PROBLEM STATEMENT: The records below are to be repeated in full, exactly as they are.

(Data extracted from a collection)
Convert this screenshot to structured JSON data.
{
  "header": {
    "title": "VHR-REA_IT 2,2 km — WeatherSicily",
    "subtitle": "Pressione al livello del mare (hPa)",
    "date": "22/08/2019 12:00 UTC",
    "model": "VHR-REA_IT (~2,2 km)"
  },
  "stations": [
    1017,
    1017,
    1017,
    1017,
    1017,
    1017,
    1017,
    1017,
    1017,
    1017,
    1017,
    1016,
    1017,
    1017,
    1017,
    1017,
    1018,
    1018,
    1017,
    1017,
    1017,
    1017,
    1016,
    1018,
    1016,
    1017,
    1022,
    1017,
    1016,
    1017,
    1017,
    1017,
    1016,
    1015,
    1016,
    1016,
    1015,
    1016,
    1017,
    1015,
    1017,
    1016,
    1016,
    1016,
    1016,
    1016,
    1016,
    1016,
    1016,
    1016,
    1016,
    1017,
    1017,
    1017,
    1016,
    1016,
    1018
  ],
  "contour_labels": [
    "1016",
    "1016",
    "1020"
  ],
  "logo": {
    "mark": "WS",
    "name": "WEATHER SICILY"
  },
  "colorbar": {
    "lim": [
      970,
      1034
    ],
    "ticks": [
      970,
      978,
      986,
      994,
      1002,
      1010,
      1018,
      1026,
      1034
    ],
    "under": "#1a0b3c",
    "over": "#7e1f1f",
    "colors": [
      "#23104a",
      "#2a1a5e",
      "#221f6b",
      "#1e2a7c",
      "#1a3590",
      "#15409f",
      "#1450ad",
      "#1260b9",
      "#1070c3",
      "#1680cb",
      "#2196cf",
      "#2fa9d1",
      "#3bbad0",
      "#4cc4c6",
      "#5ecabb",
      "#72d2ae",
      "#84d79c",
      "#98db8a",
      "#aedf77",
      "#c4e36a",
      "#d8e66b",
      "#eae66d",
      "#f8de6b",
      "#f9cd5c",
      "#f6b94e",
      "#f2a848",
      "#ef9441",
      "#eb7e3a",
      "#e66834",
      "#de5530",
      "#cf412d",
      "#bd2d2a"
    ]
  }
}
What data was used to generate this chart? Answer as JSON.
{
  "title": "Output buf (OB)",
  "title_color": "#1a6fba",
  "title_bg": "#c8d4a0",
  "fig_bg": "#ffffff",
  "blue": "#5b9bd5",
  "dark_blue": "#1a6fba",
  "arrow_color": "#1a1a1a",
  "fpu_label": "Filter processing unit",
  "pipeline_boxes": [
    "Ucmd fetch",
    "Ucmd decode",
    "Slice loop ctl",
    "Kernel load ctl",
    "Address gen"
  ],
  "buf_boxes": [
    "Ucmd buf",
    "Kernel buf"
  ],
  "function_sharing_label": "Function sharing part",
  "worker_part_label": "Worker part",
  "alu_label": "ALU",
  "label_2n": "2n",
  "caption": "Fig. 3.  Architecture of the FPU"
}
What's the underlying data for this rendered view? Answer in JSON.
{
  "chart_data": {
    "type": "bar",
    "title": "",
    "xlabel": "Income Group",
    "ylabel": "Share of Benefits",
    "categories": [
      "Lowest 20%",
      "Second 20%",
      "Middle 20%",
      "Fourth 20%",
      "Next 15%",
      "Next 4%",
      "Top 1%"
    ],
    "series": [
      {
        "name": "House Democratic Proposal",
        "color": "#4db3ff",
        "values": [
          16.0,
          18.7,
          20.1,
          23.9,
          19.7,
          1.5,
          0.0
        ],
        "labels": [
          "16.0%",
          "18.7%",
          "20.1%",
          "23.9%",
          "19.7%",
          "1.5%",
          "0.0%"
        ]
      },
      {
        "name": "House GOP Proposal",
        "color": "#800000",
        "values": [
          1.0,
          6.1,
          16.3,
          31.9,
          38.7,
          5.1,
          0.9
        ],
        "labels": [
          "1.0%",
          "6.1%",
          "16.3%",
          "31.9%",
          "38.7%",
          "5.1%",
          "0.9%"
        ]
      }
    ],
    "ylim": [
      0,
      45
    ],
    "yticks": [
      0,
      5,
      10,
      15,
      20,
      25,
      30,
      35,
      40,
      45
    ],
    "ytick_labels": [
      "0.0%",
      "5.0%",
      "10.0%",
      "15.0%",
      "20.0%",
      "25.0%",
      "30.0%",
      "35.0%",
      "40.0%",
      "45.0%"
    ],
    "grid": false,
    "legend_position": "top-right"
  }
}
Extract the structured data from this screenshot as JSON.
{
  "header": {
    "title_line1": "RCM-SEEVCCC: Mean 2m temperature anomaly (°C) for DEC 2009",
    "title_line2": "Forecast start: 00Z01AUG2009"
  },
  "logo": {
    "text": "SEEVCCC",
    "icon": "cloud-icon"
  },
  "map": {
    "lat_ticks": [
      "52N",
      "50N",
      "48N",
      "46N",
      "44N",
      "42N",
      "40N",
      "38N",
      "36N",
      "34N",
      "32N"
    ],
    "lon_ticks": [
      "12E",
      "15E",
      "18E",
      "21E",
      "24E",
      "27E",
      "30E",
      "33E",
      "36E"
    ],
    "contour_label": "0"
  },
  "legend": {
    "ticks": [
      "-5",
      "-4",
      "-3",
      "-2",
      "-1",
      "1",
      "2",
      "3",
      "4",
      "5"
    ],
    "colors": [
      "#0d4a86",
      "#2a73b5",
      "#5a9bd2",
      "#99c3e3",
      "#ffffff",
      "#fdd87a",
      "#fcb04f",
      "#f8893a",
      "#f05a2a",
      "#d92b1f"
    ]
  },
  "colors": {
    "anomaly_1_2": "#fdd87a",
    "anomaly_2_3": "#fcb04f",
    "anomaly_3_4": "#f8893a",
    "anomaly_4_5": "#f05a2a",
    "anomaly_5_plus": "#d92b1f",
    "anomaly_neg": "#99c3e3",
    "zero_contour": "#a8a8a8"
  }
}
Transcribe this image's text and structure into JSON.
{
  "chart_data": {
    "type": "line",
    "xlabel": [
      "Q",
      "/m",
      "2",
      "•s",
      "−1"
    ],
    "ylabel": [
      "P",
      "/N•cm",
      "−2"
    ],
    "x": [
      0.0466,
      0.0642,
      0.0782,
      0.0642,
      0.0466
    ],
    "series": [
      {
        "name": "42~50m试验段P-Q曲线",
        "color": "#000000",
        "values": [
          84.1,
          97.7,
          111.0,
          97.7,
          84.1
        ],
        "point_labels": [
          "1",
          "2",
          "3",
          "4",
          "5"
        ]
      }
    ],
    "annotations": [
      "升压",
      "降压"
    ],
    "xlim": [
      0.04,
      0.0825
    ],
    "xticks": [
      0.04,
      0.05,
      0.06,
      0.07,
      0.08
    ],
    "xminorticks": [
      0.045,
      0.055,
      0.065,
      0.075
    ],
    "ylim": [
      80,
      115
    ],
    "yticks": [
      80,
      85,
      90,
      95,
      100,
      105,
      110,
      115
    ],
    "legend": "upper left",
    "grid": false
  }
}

ANSWER FOR THE TASK:
Convert this screenshot to structured JSON data.
{
  "header": {
    "title": "VHR-REA_IT 2,2 km — WeatherSicily",
    "subtitle": "Pressione al livello del mare (hPa)",
    "date": "22/08/2019 12:00 UTC",
    "model": "VHR-REA_IT (~2,2 km)"
  },
  "stations": [
    1017,
    1017,
    1017,
    1017,
    1017,
    1017,
    1017,
    1017,
    1017,
    1017,
    1017,
    1016,
    1017,
    1017,
    1017,
    1017,
    1018,
    1018,
    1017,
    1017,
    1017,
    1017,
    1016,
    1018,
    1016,
    1017,
    1022,
    1017,
    1016,
    1017,
    1017,
    1017,
    1016,
    1015,
    1016,
    1016,
    1015,
    1016,
    1017,
    1015,
    1017,
    1016,
    1016,
    1016,
    1016,
    1016,
    1016,
    1016,
    1016,
    1016,
    1016,
    1017,
    1017,
    1017,
    1016,
    1016,
    1018
  ],
  "contour_labels": [
    "1016",
    "1016",
    "1020"
  ],
  "logo": {
    "mark": "WS",
    "name": "WEATHER SICILY"
  },
  "colorbar": {
    "lim": [
      970,
      1034
    ],
    "ticks": [
      970,
      978,
      986,
      994,
      1002,
      1010,
      1018,
      1026,
      1034
    ],
    "under": "#1a0b3c",
    "over": "#7e1f1f",
    "colors": [
      "#23104a",
      "#2a1a5e",
      "#221f6b",
      "#1e2a7c",
      "#1a3590",
      "#15409f",
      "#1450ad",
      "#1260b9",
      "#1070c3",
      "#1680cb",
      "#2196cf",
      "#2fa9d1",
      "#3bbad0",
      "#4cc4c6",
      "#5ecabb",
      "#72d2ae",
      "#84d79c",
      "#98db8a",
      "#aedf77",
      "#c4e36a",
      "#d8e66b",
      "#eae66d",
      "#f8de6b",
      "#f9cd5c",
      "#f6b94e",
      "#f2a848",
      "#ef9441",
      "#eb7e3a",
      "#e66834",
      "#de5530",
      "#cf412d",
      "#bd2d2a"
    ]
  }
}
What data was used to generate this chart? Answer as JSON.
{
  "title": "Output buf (OB)",
  "title_color": "#1a6fba",
  "title_bg": "#c8d4a0",
  "fig_bg": "#ffffff",
  "blue": "#5b9bd5",
  "dark_blue": "#1a6fba",
  "arrow_color": "#1a1a1a",
  "fpu_label": "Filter processing unit",
  "pipeline_boxes": [
    "Ucmd fetch",
    "Ucmd decode",
    "Slice loop ctl",
    "Kernel load ctl",
    "Address gen"
  ],
  "buf_boxes": [
    "Ucmd buf",
    "Kernel buf"
  ],
  "function_sharing_label": "Function sharing part",
  "worker_part_label": "Worker part",
  "alu_label": "ALU",
  "label_2n": "2n",
  "caption": "Fig. 3.  Architecture of the FPU"
}
What's the underlying data for this rendered view? Answer in JSON.
{
  "chart_data": {
    "type": "bar",
    "title": "",
    "xlabel": "Income Group",
    "ylabel": "Share of Benefits",
    "categories": [
      "Lowest 20%",
      "Second 20%",
      "Middle 20%",
      "Fourth 20%",
      "Next 15%",
      "Next 4%",
      "Top 1%"
    ],
    "series": [
      {
        "name": "House Democratic Proposal",
        "color": "#4db3ff",
        "values": [
          16.0,
          18.7,
          20.1,
          23.9,
          19.7,
          1.5,
          0.0
        ],
        "labels": [
          "16.0%",
          "18.7%",
          "20.1%",
          "23.9%",
          "19.7%",
          "1.5%",
          "0.0%"
        ]
      },
      {
        "name": "House GOP Proposal",
        "color": "#800000",
        "values": [
          1.0,
          6.1,
          16.3,
          31.9,
          38.7,
          5.1,
          0.9
        ],
        "labels": [
          "1.0%",
          "6.1%",
          "16.3%",
          "31.9%",
          "38.7%",
          "5.1%",
          "0.9%"
        ]
      }
    ],
    "ylim": [
      0,
      45
    ],
    "yticks": [
      0,
      5,
      10,
      15,
      20,
      25,
      30,
      35,
      40,
      45
    ],
    "ytick_labels": [
      "0.0%",
      "5.0%",
      "10.0%",
      "15.0%",
      "20.0%",
      "25.0%",
      "30.0%",
      "35.0%",
      "40.0%",
      "45.0%"
    ],
    "grid": false,
    "legend_position": "top-right"
  }
}
Extract the structured data from this screenshot as JSON.
{
  "header": {
    "title_line1": "RCM-SEEVCCC: Mean 2m temperature anomaly (°C) for DEC 2009",
    "title_line2": "Forecast start: 00Z01AUG2009"
  },
  "logo": {
    "text": "SEEVCCC",
    "icon": "cloud-icon"
  },
  "map": {
    "lat_ticks": [
      "52N",
      "50N",
      "48N",
      "46N",
      "44N",
      "42N",
      "40N",
      "38N",
      "36N",
      "34N",
      "32N"
    ],
    "lon_ticks": [
      "12E",
      "15E",
      "18E",
      "21E",
      "24E",
      "27E",
      "30E",
      "33E",
      "36E"
    ],
    "contour_label": "0"
  },
  "legend": {
    "ticks": [
      "-5",
      "-4",
      "-3",
      "-2",
      "-1",
      "1",
      "2",
      "3",
      "4",
      "5"
    ],
    "colors": [
      "#0d4a86",
      "#2a73b5",
      "#5a9bd2",
      "#99c3e3",
      "#ffffff",
      "#fdd87a",
      "#fcb04f",
      "#f8893a",
      "#f05a2a",
      "#d92b1f"
    ]
  },
  "colors": {
    "anomaly_1_2": "#fdd87a",
    "anomaly_2_3": "#fcb04f",
    "anomaly_3_4": "#f8893a",
    "anomaly_4_5": "#f05a2a",
    "anomaly_5_plus": "#d92b1f",
    "anomaly_neg": "#99c3e3",
    "zero_contour": "#a8a8a8"
  }
}
Transcribe this image's text and structure into JSON.
{
  "chart_data": {
    "type": "line",
    "xlabel": [
      "Q",
      "/m",
      "2",
      "•s",
      "−1"
    ],
    "ylabel": [
      "P",
      "/N•cm",
      "−2"
    ],
    "x": [
      0.0466,
      0.0642,
      0.0782,
      0.0642,
      0.0466
    ],
    "series": [
      {
        "name": "42~50m试验段P-Q曲线",
        "color": "#000000",
        "values": [
          84.1,
          97.7,
          111.0,
          97.7,
          84.1
        ],
        "point_labels": [
          "1",
          "2",
          "3",
          "4",
          "5"
        ]
      }
    ],
    "annotations": [
      "升压",
      "降压"
    ],
    "xlim": [
      0.04,
      0.0825
    ],
    "xticks": [
      0.04,
      0.05,
      0.06,
      0.07,
      0.08
    ],
    "xminorticks": [
      0.045,
      0.055,
      0.065,
      0.075
    ],
    "ylim": [
      80,
      115
    ],
    "yticks": [
      80,
      85,
      90,
      95,
      100,
      105,
      110,
      115
    ],
    "legend": "upper left",
    "grid": false
  }
}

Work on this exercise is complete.